**Entries from a dataset**.

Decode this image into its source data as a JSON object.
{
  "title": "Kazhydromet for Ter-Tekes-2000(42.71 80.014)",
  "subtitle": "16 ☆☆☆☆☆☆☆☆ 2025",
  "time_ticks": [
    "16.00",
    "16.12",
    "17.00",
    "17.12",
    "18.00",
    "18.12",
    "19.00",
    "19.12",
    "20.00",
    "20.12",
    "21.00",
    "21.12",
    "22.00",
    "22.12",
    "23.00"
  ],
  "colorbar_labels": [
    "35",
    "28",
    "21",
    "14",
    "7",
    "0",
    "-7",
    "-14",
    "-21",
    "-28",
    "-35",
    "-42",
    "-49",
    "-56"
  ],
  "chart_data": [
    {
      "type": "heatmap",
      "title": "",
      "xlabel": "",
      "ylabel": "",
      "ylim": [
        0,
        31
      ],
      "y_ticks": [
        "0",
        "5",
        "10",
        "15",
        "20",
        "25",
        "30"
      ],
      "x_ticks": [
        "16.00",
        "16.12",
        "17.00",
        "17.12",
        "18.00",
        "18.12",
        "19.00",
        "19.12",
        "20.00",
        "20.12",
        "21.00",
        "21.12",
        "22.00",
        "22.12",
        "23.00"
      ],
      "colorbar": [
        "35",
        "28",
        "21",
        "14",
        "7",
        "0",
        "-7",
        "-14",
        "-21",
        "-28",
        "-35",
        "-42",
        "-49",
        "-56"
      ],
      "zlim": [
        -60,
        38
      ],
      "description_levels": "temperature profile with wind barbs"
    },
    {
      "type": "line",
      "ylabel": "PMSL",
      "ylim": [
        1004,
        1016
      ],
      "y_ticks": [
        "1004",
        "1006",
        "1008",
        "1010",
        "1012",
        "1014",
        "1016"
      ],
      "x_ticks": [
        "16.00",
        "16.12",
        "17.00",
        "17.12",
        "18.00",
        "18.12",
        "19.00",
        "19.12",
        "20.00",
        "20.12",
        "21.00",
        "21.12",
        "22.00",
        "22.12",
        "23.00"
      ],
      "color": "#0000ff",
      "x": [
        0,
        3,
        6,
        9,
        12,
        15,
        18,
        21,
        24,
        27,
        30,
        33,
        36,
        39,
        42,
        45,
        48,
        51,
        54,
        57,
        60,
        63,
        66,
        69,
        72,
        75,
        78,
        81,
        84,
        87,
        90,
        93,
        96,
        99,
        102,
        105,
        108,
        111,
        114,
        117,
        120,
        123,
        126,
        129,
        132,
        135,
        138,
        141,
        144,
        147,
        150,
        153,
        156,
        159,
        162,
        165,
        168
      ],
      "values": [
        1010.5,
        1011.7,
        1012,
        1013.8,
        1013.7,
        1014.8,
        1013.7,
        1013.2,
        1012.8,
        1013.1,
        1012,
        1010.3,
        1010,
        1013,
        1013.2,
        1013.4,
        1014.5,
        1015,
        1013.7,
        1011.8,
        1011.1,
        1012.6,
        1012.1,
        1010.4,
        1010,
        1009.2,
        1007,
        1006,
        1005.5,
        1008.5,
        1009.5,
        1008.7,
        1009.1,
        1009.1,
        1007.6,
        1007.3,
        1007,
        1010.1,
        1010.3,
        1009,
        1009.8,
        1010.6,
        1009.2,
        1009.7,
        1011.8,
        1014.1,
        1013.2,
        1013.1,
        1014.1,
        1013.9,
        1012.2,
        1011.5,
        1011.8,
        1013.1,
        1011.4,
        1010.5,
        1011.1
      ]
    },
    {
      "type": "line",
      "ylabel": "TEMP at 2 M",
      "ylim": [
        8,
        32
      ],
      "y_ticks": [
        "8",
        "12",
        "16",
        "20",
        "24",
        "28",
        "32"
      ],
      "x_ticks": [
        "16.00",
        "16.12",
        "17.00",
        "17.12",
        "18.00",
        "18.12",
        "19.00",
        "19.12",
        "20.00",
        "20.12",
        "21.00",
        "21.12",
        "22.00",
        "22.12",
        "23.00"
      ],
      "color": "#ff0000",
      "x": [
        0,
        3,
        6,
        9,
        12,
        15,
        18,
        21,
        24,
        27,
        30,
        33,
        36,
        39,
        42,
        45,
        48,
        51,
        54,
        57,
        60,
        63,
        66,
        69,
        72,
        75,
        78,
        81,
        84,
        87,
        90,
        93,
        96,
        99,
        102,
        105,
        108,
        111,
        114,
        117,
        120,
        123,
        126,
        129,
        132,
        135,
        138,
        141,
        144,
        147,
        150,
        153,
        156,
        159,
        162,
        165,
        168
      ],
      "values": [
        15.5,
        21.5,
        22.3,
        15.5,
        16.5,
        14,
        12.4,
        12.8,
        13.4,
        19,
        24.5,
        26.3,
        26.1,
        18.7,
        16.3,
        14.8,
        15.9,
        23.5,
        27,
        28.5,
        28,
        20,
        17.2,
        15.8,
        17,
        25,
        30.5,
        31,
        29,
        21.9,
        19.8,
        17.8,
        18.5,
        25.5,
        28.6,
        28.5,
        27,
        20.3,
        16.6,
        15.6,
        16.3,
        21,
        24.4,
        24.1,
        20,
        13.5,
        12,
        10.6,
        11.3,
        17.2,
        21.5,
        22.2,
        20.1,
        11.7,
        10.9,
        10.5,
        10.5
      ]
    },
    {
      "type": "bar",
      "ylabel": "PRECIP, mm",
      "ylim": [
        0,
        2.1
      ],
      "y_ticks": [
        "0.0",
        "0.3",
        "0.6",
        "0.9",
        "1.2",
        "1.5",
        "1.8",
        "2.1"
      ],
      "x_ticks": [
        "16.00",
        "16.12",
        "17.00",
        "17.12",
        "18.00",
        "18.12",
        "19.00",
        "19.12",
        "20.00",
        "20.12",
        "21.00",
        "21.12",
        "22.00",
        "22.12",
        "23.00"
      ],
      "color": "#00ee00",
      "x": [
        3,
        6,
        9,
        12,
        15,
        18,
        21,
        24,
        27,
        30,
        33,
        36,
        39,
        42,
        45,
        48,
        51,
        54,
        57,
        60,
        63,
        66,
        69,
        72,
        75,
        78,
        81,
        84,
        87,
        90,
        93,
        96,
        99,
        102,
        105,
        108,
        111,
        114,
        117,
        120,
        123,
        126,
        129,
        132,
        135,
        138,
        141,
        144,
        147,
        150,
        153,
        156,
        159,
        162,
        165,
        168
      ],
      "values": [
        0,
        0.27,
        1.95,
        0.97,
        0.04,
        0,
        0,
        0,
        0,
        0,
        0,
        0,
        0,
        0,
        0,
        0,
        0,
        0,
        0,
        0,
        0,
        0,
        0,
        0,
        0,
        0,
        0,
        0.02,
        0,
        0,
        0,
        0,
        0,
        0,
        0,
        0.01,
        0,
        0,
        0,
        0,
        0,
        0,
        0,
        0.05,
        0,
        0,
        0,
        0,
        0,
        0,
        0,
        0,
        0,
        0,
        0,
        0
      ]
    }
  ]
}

**REQUIREMENTS**.
Copy out each line exactly as written.

**SOLVED EXERCISE**.
Decode this image into its source data as a JSON object.
{
  "title": "Kazhydromet for Ter-Tekes-2000(42.71 80.014)",
  "subtitle": "16 ☆☆☆☆☆☆☆☆ 2025",
  "time_ticks": [
    "16.00",
    "16.12",
    "17.00",
    "17.12",
    "18.00",
    "18.12",
    "19.00",
    "19.12",
    "20.00",
    "20.12",
    "21.00",
    "21.12",
    "22.00",
    "22.12",
    "23.00"
  ],
  "colorbar_labels": [
    "35",
    "28",
    "21",
    "14",
    "7",
    "0",
    "-7",
    "-14",
    "-21",
    "-28",
    "-35",
    "-42",
    "-49",
    "-56"
  ],
  "chart_data": [
    {
      "type": "heatmap",
      "title": "",
      "xlabel": "",
      "ylabel": "",
      "ylim": [
        0,
        31
      ],
      "y_ticks": [
        "0",
        "5",
        "10",
        "15",
        "20",
        "25",
        "30"
      ],
      "x_ticks": [
        "16.00",
        "16.12",
        "17.00",
        "17.12",
        "18.00",
        "18.12",
        "19.00",
        "19.12",
        "20.00",
        "20.12",
        "21.00",
        "21.12",
        "22.00",
        "22.12",
        "23.00"
      ],
      "colorbar": [
        "35",
        "28",
        "21",
        "14",
        "7",
        "0",
        "-7",
        "-14",
        "-21",
        "-28",
        "-35",
        "-42",
        "-49",
        "-56"
      ],
      "zlim": [
        -60,
        38
      ],
      "description_levels": "temperature profile with wind barbs"
    },
    {
      "type": "line",
      "ylabel": "PMSL",
      "ylim": [
        1004,
        1016
      ],
      "y_ticks": [
        "1004",
        "1006",
        "1008",
        "1010",
        "1012",
        "1014",
        "1016"
      ],
      "x_ticks": [
        "16.00",
        "16.12",
        "17.00",
        "17.12",
        "18.00",
        "18.12",
        "19.00",
        "19.12",
        "20.00",
        "20.12",
        "21.00",
        "21.12",
        "22.00",
        "22.12",
        "23.00"
      ],
      "color": "#0000ff",
      "x": [
        0,
        3,
        6,
        9,
        12,
        15,
        18,
        21,
        24,
        27,
        30,
        33,
        36,
        39,
        42,
        45,
        48,
        51,
        54,
        57,
        60,
        63,
        66,
        69,
        72,
        75,
        78,
        81,
        84,
        87,
        90,
        93,
        96,
        99,
        102,
        105,
        108,
        111,
        114,
        117,
        120,
        123,
        126,
        129,
        132,
        135,
        138,
        141,
        144,
        147,
        150,
        153,
        156,
        159,
        162,
        165,
        168
      ],
      "values": [
        1010.5,
        1011.7,
        1012,
        1013.8,
        1013.7,
        1014.8,
        1013.7,
        1013.2,
        1012.8,
        1013.1,
        1012,
        1010.3,
        1010,
        1013,
        1013.2,
        1013.4,
        1014.5,
        1015,
        1013.7,
        1011.8,
        1011.1,
        1012.6,
        1012.1,
        1010.4,
        1010,
        1009.2,
        1007,
        1006,
        1005.5,
        1008.5,
        1009.5,
        1008.7,
        1009.1,
        1009.1,
        1007.6,
        1007.3,
        1007,
        1010.1,
        1010.3,
        1009,
        1009.8,
        1010.6,
        1009.2,
        1009.7,
        1011.8,
        1014.1,
        1013.2,
        1013.1,
        1014.1,
        1013.9,
        1012.2,
        1011.5,
        1011.8,
        1013.1,
        1011.4,
        1010.5,
        1011.1
      ]
    },
    {
      "type": "line",
      "ylabel": "TEMP at 2 M",
      "ylim": [
        8,
        32
      ],
      "y_ticks": [
        "8",
        "12",
        "16",
        "20",
        "24",
        "28",
        "32"
      ],
      "x_ticks": [
        "16.00",
        "16.12",
        "17.00",
        "17.12",
        "18.00",
        "18.12",
        "19.00",
        "19.12",
        "20.00",
        "20.12",
        "21.00",
        "21.12",
        "22.00",
        "22.12",
        "23.00"
      ],
      "color": "#ff0000",
      "x": [
        0,
        3,
        6,
        9,
        12,
        15,
        18,
        21,
        24,
        27,
        30,
        33,
        36,
        39,
        42,
        45,
        48,
        51,
        54,
        57,
        60,
        63,
        66,
        69,
        72,
        75,
        78,
        81,
        84,
        87,
        90,
        93,
        96,
        99,
        102,
        105,
        108,
        111,
        114,
        117,
        120,
        123,
        126,
        129,
        132,
        135,
        138,
        141,
        144,
        147,
        150,
        153,
        156,
        159,
        162,
        165,
        168
      ],
      "values": [
        15.5,
        21.5,
        22.3,
        15.5,
        16.5,
        14,
        12.4,
        12.8,
        13.4,
        19,
        24.5,
        26.3,
        26.1,
        18.7,
        16.3,
        14.8,
        15.9,
        23.5,
        27,
        28.5,
        28,
        20,
        17.2,
        15.8,
        17,
        25,
        30.5,
        31,
        29,
        21.9,
        19.8,
        17.8,
        18.5,
        25.5,
        28.6,
        28.5,
        27,
        20.3,
        16.6,
        15.6,
        16.3,
        21,
        24.4,
        24.1,
        20,
        13.5,
        12,
        10.6,
        11.3,
        17.2,
        21.5,
        22.2,
        20.1,
        11.7,
        10.9,
        10.5,
        10.5
      ]
    },
    {
      "type": "bar",
      "ylabel": "PRECIP, mm",
      "ylim": [
        0,
        2.1
      ],
      "y_ticks": [
        "0.0",
        "0.3",
        "0.6",
        "0.9",
        "1.2",
        "1.5",
        "1.8",
        "2.1"
      ],
      "x_ticks": [
        "16.00",
        "16.12",
        "17.00",
        "17.12",
        "18.00",
        "18.12",
        "19.00",
        "19.12",
        "20.00",
        "20.12",
        "21.00",
        "21.12",
        "22.00",
        "22.12",
        "23.00"
      ],
      "color": "#00ee00",
      "x": [
        3,
        6,
        9,
        12,
        15,
        18,
        21,
        24,
        27,
        30,
        33,
        36,
        39,
        42,
        45,
        48,
        51,
        54,
        57,
        60,
        63,
        66,
        69,
        72,
        75,
        78,
        81,
        84,
        87,
        90,
        93,
        96,
        99,
        102,
        105,
        108,
        111,
        114,
        117,
        120,
        123,
        126,
        129,
        132,
        135,
        138,
        141,
        144,
        147,
        150,
        153,
        156,
        159,
        162,
        165,
        168
      ],
      "values": [
        0,
        0.27,
        1.95,
        0.97,
        0.04,
        0,
        0,
        0,
        0,
        0,
        0,
        0,
        0,
        0,
        0,
        0,
        0,
        0,
        0,
        0,
        0,
        0,
        0,
        0,
        0,
        0,
        0,
        0.02,
        0,
        0,
        0,
        0,
        0,
        0,
        0,
        0.01,
        0,
        0,
        0,
        0,
        0,
        0,
        0,
        0.05,
        0,
        0,
        0,
        0,
        0,
        0,
        0,
        0,
        0,
        0,
        0,
        0
      ]
    }
  ]
}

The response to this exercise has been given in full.